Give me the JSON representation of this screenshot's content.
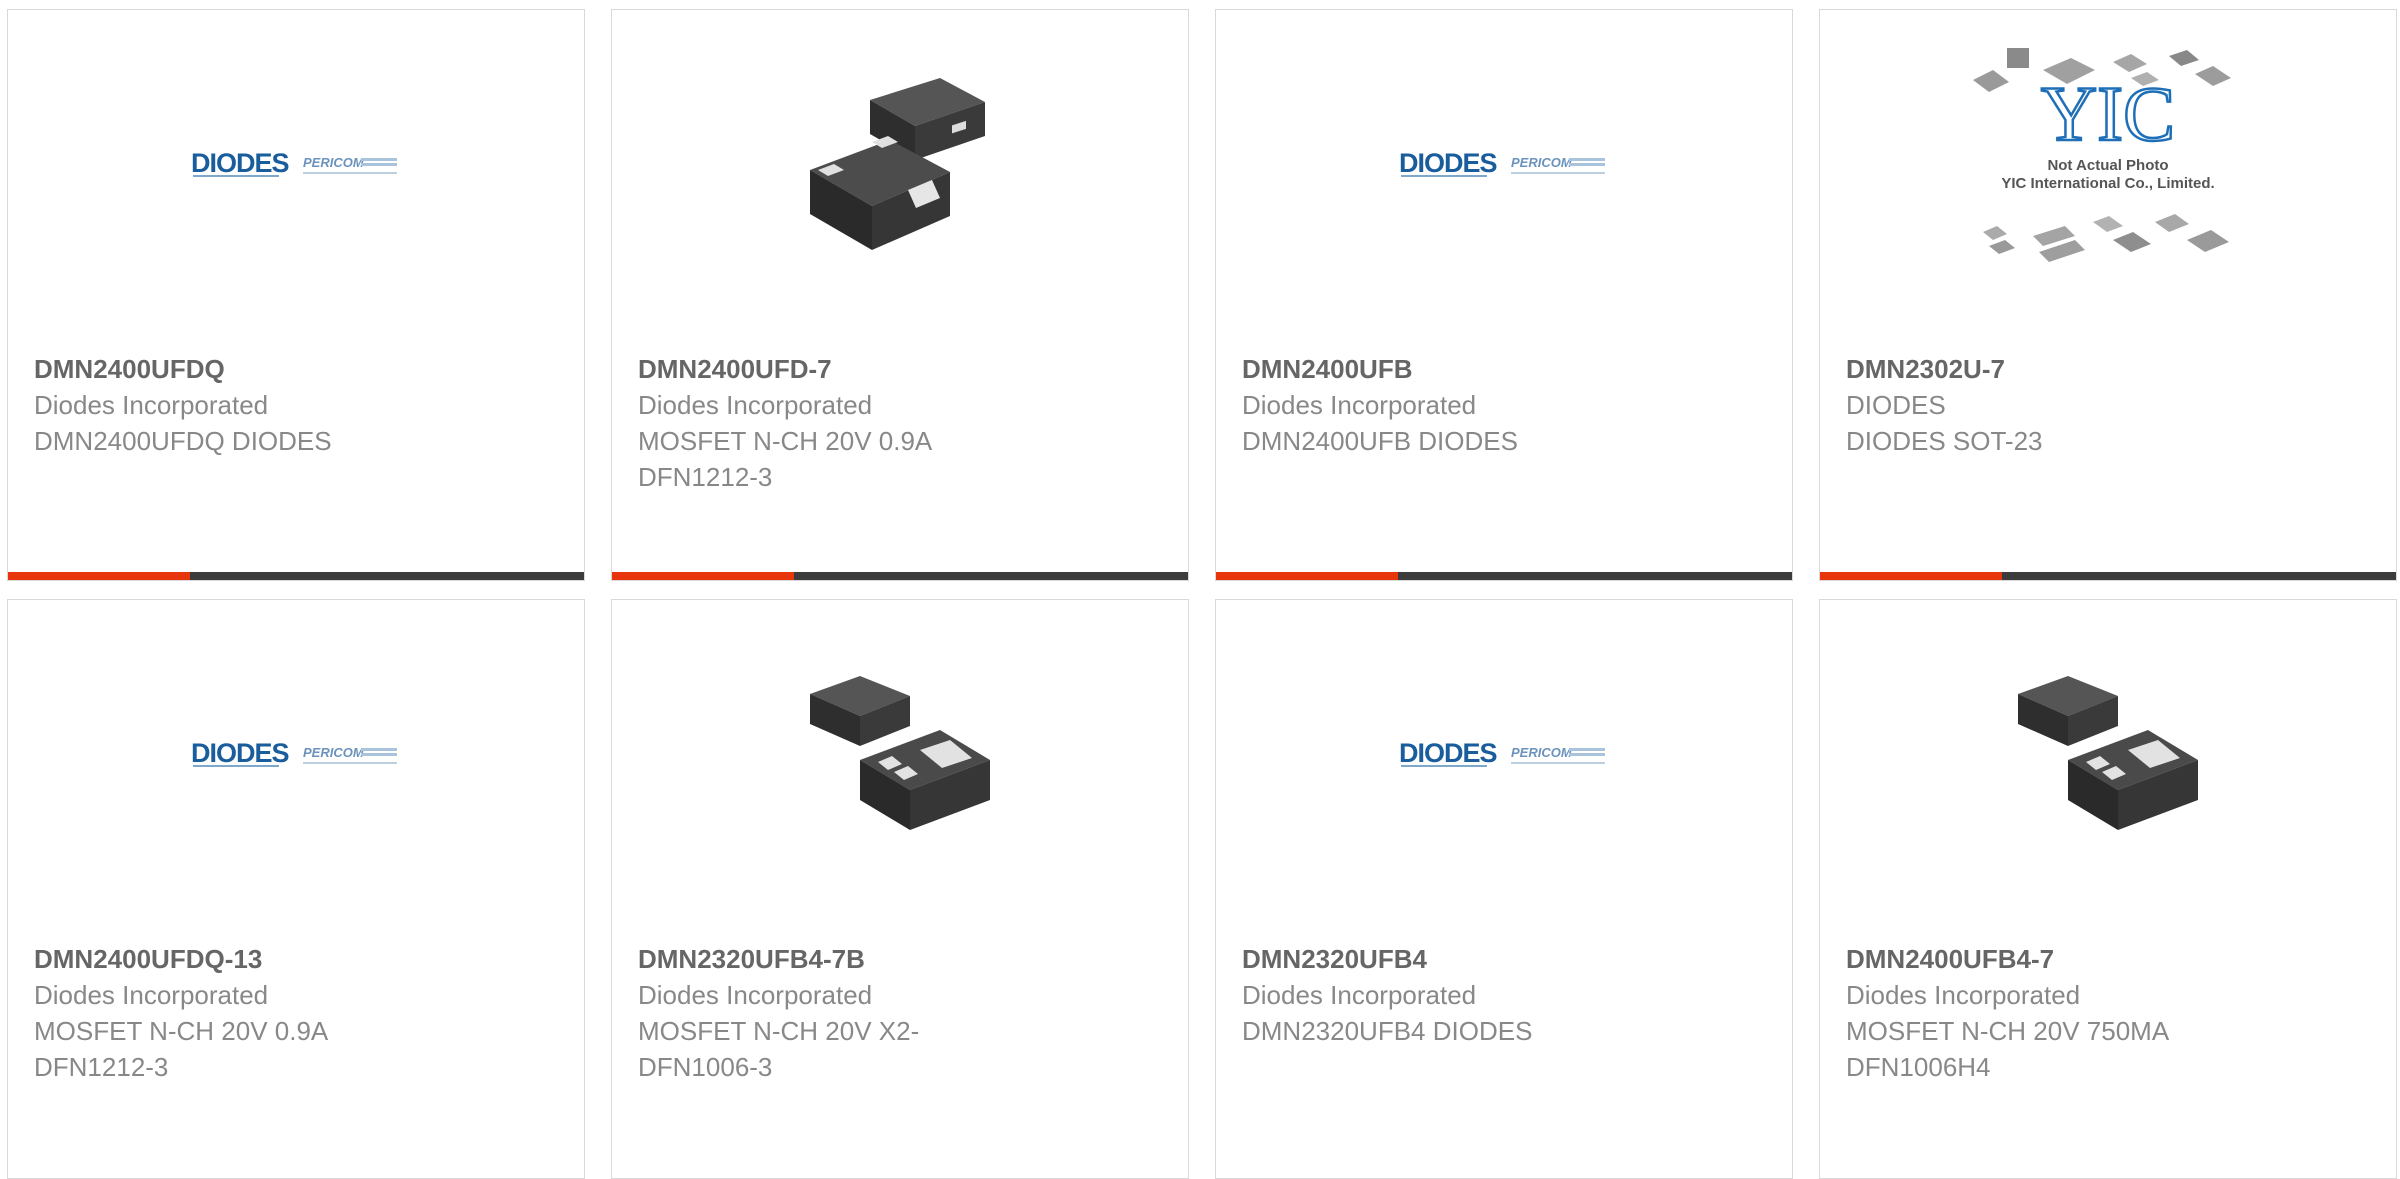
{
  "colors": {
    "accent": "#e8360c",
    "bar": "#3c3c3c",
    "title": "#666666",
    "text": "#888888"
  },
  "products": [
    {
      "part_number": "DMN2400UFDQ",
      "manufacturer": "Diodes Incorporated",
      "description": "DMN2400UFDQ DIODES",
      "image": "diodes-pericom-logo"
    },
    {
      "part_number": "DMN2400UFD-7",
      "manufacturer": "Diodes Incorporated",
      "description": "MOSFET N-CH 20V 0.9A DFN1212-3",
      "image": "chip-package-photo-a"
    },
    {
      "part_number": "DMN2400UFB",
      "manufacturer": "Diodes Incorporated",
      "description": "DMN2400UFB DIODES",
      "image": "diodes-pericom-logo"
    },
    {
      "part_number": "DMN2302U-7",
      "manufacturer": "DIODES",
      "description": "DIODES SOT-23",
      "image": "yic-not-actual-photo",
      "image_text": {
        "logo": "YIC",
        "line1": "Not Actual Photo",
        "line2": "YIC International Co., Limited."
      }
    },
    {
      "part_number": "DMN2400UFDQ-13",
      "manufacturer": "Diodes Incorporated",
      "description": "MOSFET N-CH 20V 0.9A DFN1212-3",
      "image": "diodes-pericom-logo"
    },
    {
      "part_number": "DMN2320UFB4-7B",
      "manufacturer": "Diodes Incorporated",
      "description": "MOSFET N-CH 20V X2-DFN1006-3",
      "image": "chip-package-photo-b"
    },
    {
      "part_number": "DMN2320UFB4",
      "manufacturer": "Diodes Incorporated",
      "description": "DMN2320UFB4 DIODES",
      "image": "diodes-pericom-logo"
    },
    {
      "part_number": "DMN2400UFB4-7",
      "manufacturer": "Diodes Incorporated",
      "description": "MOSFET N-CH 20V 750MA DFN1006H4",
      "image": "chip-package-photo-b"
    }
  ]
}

**Exercise prompt**
Exclude the images and reproduce the remaining data exactly.

**Written reply**
Give me the JSON representation of this screenshot's content.
{
  "colors": {
    "accent": "#e8360c",
    "bar": "#3c3c3c",
    "title": "#666666",
    "text": "#888888"
  },
  "products": [
    {
      "part_number": "DMN2400UFDQ",
      "manufacturer": "Diodes Incorporated",
      "description": "DMN2400UFDQ DIODES",
      "image": "diodes-pericom-logo"
    },
    {
      "part_number": "DMN2400UFD-7",
      "manufacturer": "Diodes Incorporated",
      "description": "MOSFET N-CH 20V 0.9A DFN1212-3",
      "image": "chip-package-photo-a"
    },
    {
      "part_number": "DMN2400UFB",
      "manufacturer": "Diodes Incorporated",
      "description": "DMN2400UFB DIODES",
      "image": "diodes-pericom-logo"
    },
    {
      "part_number": "DMN2302U-7",
      "manufacturer": "DIODES",
      "description": "DIODES SOT-23",
      "image": "yic-not-actual-photo",
      "image_text": {
        "logo": "YIC",
        "line1": "Not Actual Photo",
        "line2": "YIC International Co., Limited."
      }
    },
    {
      "part_number": "DMN2400UFDQ-13",
      "manufacturer": "Diodes Incorporated",
      "description": "MOSFET N-CH 20V 0.9A DFN1212-3",
      "image": "diodes-pericom-logo"
    },
    {
      "part_number": "DMN2320UFB4-7B",
      "manufacturer": "Diodes Incorporated",
      "description": "MOSFET N-CH 20V X2-DFN1006-3",
      "image": "chip-package-photo-b"
    },
    {
      "part_number": "DMN2320UFB4",
      "manufacturer": "Diodes Incorporated",
      "description": "DMN2320UFB4 DIODES",
      "image": "diodes-pericom-logo"
    },
    {
      "part_number": "DMN2400UFB4-7",
      "manufacturer": "Diodes Incorporated",
      "description": "MOSFET N-CH 20V 750MA DFN1006H4",
      "image": "chip-package-photo-b"
    }
  ]
}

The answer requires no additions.